* Task prompt *
Collect the lines of the entries where "name" shows up.

* Data section *
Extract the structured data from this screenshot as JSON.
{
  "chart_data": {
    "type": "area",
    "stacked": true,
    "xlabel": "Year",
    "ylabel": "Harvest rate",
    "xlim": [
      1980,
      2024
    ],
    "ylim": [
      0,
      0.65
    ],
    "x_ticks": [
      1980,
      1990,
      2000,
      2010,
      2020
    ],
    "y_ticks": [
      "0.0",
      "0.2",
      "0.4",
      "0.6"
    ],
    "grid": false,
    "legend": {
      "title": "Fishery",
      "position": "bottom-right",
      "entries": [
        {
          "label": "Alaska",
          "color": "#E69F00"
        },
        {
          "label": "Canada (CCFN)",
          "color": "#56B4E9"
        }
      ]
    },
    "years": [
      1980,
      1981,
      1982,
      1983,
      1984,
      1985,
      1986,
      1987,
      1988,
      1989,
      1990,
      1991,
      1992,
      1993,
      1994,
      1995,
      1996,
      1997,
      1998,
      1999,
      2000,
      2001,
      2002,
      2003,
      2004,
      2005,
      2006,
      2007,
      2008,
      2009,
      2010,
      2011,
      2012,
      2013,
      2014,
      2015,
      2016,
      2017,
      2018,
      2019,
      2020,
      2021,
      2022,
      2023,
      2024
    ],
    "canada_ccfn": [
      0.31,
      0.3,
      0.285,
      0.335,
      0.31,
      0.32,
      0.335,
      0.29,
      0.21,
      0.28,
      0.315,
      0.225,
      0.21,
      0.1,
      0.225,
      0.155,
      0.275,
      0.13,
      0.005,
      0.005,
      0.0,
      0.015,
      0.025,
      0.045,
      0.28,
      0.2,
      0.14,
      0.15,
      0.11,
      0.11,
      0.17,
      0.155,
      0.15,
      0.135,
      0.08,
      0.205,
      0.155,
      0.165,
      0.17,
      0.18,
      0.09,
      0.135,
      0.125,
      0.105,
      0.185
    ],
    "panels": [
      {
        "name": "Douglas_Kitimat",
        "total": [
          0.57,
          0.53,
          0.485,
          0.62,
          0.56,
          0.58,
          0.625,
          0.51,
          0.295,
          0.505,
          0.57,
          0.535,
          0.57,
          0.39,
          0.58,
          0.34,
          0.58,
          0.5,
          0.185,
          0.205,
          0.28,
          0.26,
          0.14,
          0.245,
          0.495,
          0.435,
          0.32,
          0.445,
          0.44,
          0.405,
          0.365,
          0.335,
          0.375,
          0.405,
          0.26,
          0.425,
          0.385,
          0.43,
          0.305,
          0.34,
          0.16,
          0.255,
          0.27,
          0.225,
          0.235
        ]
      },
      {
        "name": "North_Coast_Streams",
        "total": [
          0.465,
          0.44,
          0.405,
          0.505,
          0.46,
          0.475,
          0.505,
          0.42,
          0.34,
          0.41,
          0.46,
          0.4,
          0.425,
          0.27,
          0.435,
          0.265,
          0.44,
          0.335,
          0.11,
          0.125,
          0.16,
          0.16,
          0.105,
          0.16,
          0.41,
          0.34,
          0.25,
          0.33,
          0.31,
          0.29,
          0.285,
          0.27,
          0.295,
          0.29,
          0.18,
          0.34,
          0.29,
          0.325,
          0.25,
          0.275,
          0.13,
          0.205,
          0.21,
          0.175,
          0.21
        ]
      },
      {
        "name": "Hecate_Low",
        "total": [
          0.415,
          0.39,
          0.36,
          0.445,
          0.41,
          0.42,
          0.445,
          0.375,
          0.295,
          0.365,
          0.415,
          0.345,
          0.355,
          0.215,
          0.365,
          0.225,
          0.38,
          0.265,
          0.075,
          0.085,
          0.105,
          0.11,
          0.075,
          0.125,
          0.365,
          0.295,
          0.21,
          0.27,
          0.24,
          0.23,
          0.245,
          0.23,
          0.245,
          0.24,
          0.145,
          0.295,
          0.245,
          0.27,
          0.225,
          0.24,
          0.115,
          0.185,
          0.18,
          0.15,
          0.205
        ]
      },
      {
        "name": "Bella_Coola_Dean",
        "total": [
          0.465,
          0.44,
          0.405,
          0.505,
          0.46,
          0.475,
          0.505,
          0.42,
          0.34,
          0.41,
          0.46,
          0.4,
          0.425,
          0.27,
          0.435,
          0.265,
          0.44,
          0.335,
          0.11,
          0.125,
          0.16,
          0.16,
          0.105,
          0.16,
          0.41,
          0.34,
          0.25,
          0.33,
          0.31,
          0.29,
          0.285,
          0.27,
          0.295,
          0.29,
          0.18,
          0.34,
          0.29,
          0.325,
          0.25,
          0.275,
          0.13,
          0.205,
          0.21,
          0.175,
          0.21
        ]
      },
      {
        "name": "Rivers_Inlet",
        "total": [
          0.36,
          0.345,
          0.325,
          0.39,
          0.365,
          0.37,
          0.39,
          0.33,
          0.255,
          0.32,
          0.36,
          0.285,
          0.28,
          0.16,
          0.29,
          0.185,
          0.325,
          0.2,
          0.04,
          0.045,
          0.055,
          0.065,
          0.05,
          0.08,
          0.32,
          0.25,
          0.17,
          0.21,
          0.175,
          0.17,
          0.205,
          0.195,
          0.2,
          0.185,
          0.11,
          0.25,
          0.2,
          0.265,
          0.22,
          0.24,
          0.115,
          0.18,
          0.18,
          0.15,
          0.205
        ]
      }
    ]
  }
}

* Exercise result *
        "name": "Douglas_Kitimat",
        "name": "North_Coast_Streams",
        "name": "Hecate_Low",
        "name": "Bella_Coola_Dean",
        "name": "Rivers_Inlet",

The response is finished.